Dataset excerpts
+--
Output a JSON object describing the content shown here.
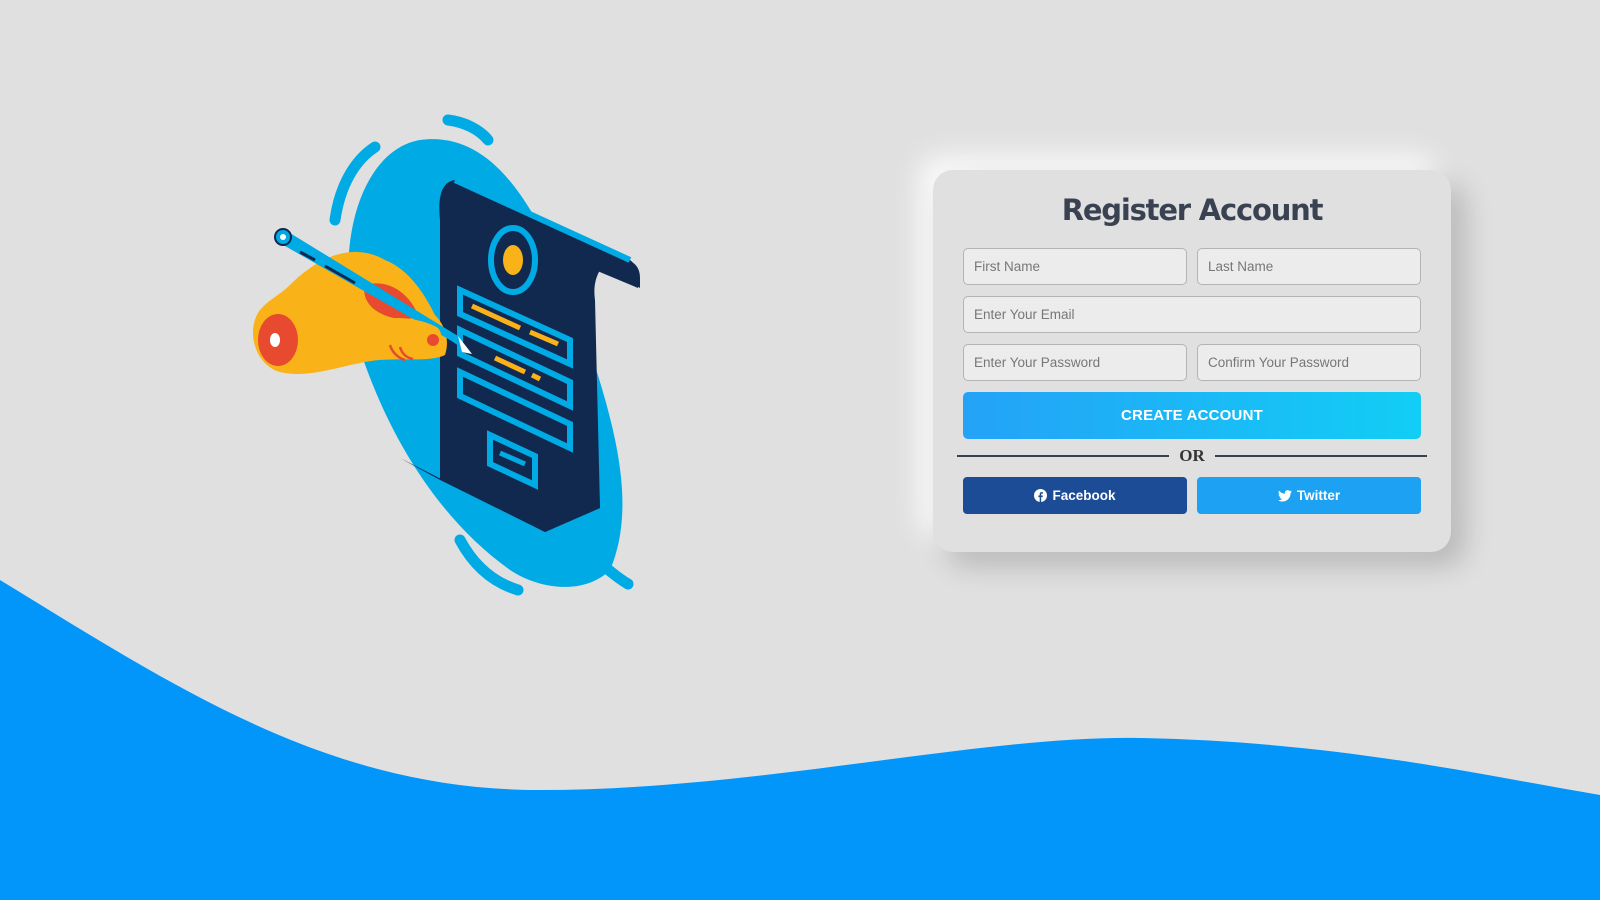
{
  "form": {
    "title": "Register Account",
    "first_name_placeholder": "First Name",
    "last_name_placeholder": "Last Name",
    "email_placeholder": "Enter Your Email",
    "password_placeholder": "Enter Your Password",
    "confirm_password_placeholder": "Confirm Your Password",
    "create_button_label": "CREATE ACCOUNT",
    "divider_text": "OR"
  },
  "social": {
    "facebook_label": "Facebook",
    "facebook_icon": "facebook-icon",
    "twitter_label": "Twitter",
    "twitter_icon": "twitter-icon"
  },
  "colors": {
    "background": "#e0e0e0",
    "wave": "#0296fb",
    "title": "#3a4252",
    "create_gradient_start": "#24a2f7",
    "create_gradient_end": "#12cef5",
    "facebook": "#1d4c96",
    "twitter": "#1da1f2",
    "illustration_blue": "#00aae4",
    "illustration_navy": "#12294f",
    "illustration_yellow": "#f9b218",
    "illustration_red": "#e84a2f"
  }
}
+--
* [Problem requirements]:
Go through the material above and print all of it exactly, except the pictures.

* [Exercise solution]:
Output a JSON object describing the content shown here.
{
  "form": {
    "title": "Register Account",
    "first_name_placeholder": "First Name",
    "last_name_placeholder": "Last Name",
    "email_placeholder": "Enter Your Email",
    "password_placeholder": "Enter Your Password",
    "confirm_password_placeholder": "Confirm Your Password",
    "create_button_label": "CREATE ACCOUNT",
    "divider_text": "OR"
  },
  "social": {
    "facebook_label": "Facebook",
    "facebook_icon": "facebook-icon",
    "twitter_label": "Twitter",
    "twitter_icon": "twitter-icon"
  },
  "colors": {
    "background": "#e0e0e0",
    "wave": "#0296fb",
    "title": "#3a4252",
    "create_gradient_start": "#24a2f7",
    "create_gradient_end": "#12cef5",
    "facebook": "#1d4c96",
    "twitter": "#1da1f2",
    "illustration_blue": "#00aae4",
    "illustration_navy": "#12294f",
    "illustration_yellow": "#f9b218",
    "illustration_red": "#e84a2f"
  }
}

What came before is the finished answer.